From the entries below, copy every line that holds the word "this".

::: PROVIDED DATA :::

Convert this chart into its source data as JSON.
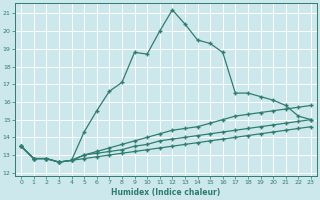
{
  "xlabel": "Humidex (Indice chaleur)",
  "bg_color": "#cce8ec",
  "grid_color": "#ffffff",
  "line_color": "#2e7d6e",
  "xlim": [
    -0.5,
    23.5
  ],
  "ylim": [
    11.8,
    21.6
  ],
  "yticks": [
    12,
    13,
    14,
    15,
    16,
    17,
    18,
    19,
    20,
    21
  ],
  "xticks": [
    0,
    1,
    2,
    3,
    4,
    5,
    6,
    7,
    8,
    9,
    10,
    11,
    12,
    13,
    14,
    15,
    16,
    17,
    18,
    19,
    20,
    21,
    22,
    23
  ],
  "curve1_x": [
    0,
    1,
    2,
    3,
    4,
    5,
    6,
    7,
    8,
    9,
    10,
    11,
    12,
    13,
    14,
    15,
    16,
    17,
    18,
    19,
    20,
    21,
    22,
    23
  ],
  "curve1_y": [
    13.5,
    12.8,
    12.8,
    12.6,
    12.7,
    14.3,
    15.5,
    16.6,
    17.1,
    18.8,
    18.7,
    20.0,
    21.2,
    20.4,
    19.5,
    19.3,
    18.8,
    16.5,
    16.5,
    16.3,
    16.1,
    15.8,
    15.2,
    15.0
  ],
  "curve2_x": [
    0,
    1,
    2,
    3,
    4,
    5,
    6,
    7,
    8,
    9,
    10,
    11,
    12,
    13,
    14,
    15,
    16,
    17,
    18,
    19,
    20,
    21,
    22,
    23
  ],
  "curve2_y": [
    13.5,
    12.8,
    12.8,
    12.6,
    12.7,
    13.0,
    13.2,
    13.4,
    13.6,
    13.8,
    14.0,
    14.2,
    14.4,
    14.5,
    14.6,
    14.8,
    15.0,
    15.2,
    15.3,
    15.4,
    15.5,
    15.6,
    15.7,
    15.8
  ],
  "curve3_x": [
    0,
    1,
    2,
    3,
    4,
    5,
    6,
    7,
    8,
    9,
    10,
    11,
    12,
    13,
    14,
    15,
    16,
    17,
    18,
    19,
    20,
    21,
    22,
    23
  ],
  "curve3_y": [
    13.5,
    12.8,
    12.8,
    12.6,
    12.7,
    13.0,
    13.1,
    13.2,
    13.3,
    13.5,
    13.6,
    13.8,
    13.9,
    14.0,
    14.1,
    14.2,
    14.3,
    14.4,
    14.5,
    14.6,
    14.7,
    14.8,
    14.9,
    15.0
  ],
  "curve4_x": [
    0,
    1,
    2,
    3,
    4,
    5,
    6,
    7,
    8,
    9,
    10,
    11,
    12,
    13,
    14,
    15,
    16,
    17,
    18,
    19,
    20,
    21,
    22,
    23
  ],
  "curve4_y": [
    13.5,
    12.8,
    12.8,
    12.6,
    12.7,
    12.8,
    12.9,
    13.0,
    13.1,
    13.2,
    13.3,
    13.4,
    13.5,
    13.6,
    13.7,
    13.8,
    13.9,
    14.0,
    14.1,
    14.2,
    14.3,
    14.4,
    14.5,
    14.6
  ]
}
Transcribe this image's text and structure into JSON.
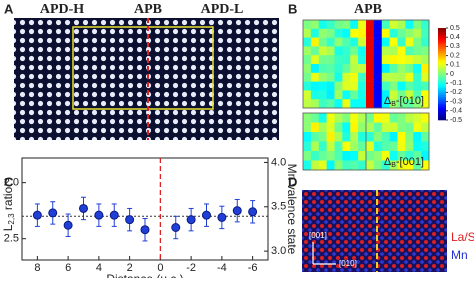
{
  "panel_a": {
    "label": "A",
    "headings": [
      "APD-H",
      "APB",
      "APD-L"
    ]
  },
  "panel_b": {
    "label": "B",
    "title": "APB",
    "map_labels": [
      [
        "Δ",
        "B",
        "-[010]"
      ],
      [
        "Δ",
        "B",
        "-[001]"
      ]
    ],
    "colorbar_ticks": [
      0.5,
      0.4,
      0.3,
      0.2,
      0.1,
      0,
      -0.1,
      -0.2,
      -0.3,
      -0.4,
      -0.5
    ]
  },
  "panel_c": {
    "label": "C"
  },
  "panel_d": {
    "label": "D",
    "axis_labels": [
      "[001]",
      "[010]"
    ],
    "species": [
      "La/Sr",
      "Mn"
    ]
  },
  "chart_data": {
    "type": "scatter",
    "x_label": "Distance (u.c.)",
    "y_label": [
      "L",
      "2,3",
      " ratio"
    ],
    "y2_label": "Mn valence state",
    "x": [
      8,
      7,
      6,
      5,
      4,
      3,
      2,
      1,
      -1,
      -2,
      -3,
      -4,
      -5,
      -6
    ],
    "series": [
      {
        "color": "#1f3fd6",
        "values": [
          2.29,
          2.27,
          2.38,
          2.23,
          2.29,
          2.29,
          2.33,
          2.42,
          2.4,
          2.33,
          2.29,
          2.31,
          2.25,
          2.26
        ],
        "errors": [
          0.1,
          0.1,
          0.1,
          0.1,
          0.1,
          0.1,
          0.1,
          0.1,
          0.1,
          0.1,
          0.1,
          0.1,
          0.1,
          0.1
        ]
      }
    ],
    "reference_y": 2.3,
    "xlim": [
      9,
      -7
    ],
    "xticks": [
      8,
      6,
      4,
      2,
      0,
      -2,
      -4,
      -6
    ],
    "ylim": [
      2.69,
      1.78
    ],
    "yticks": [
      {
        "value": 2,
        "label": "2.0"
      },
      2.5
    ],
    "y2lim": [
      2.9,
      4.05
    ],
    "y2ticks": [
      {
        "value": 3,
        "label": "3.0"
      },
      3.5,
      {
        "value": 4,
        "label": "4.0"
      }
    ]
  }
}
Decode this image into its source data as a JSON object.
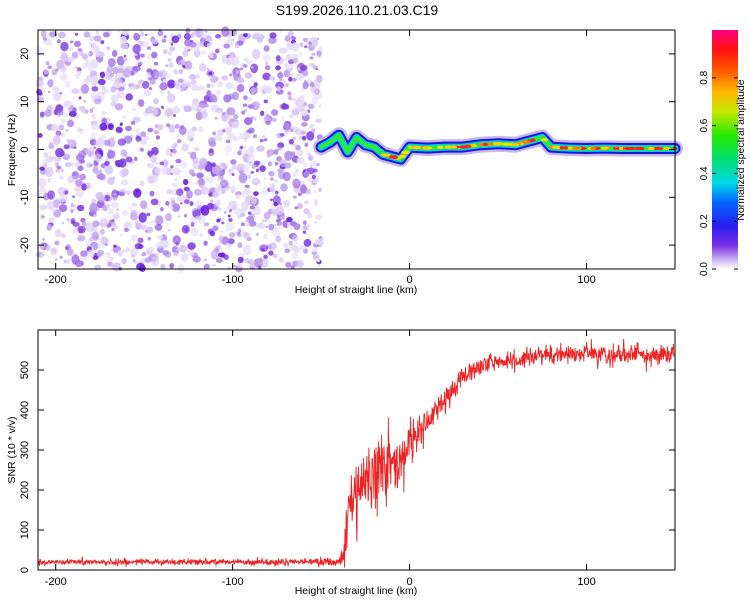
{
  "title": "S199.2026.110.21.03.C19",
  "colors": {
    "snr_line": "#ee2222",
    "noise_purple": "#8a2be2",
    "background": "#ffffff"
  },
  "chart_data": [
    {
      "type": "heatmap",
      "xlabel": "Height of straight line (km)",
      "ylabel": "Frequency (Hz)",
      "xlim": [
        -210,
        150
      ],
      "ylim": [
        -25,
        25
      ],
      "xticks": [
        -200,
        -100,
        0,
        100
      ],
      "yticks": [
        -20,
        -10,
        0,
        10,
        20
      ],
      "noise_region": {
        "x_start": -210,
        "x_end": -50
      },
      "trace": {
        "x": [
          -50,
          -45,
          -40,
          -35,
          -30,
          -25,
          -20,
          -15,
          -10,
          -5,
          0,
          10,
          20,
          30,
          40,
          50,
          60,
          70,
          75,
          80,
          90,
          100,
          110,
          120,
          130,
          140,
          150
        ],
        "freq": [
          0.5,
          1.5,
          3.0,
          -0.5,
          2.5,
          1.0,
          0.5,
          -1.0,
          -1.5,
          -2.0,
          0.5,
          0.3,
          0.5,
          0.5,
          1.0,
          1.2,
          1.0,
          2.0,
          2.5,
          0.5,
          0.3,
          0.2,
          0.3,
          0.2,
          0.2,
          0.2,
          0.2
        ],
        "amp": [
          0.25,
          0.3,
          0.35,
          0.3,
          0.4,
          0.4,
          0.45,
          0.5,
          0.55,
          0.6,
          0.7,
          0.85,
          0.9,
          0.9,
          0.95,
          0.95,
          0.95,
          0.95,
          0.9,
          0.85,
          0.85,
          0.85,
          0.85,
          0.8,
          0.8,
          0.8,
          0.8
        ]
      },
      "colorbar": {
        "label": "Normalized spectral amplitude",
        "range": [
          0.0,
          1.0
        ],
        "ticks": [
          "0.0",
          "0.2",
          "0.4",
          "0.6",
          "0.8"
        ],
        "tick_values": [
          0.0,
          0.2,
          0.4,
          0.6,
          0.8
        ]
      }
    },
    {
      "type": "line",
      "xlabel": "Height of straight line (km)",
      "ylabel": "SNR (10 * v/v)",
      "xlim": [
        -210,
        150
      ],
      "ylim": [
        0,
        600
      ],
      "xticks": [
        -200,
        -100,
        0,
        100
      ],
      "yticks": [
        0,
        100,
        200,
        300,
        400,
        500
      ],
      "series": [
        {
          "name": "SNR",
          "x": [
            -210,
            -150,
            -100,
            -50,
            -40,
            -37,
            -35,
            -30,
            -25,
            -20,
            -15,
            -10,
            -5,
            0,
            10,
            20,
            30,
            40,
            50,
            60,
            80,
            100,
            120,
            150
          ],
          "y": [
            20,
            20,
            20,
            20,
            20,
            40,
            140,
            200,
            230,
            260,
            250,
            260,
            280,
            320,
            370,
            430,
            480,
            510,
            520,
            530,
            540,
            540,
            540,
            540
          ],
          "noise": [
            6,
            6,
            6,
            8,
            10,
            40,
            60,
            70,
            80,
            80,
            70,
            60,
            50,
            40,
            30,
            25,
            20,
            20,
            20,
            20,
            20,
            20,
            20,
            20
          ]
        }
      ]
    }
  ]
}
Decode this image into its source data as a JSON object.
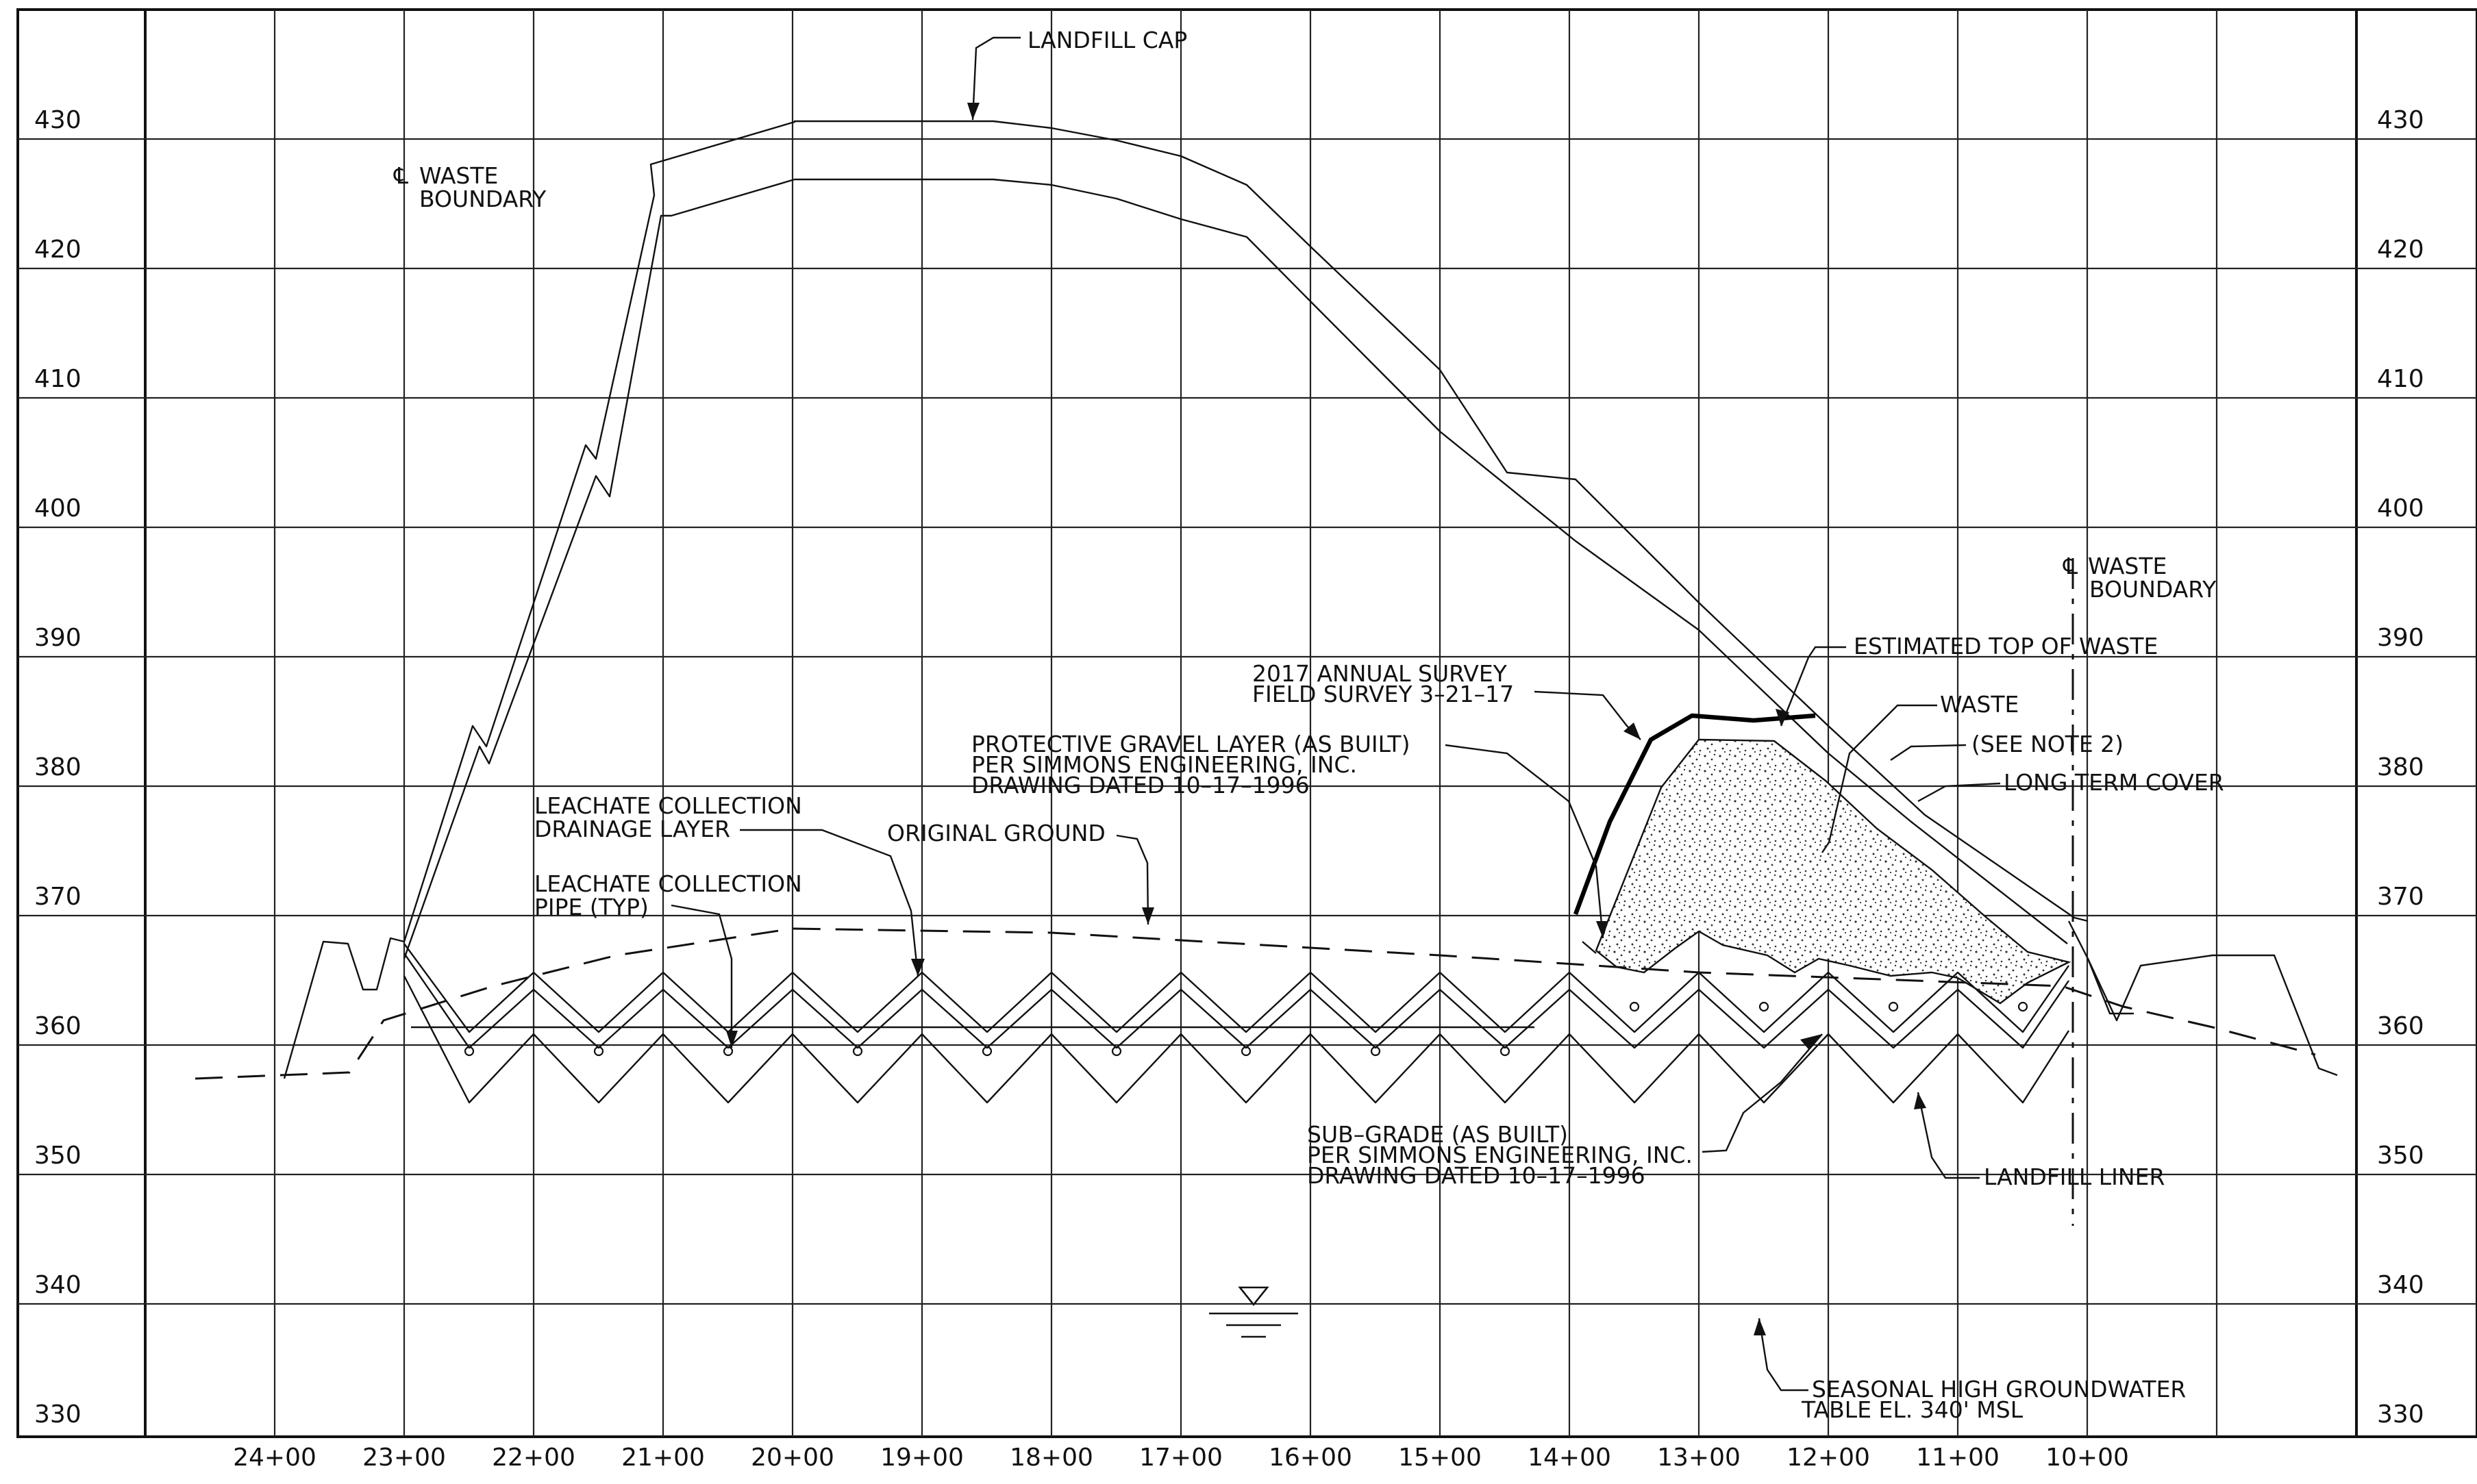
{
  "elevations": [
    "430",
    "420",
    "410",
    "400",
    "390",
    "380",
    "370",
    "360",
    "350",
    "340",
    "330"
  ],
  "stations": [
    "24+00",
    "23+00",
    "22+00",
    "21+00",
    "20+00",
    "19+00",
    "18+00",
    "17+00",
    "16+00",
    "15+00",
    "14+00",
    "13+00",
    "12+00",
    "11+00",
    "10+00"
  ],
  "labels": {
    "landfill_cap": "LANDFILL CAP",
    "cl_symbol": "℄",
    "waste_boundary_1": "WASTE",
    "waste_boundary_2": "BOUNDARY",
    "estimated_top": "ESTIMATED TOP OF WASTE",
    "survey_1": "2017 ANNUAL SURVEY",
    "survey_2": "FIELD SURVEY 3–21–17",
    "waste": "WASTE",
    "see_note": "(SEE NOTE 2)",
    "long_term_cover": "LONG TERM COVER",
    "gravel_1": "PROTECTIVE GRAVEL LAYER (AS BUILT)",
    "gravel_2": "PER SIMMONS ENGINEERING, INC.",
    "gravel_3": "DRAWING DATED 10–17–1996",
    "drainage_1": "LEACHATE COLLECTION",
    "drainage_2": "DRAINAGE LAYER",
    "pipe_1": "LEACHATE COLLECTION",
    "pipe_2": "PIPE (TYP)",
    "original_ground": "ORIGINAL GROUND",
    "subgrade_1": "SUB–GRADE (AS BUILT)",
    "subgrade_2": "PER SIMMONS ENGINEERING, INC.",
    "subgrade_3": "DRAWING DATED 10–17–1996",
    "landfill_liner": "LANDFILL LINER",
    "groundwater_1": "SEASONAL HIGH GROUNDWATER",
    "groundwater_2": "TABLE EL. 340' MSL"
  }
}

:::

**TASK ANSWER:**
Convert this chart into its source data as JSON.
Transcribe this image's text and structure into JSON.
Decode this image into its source data as a JSON object.
Decode this image into its source data as a JSON object.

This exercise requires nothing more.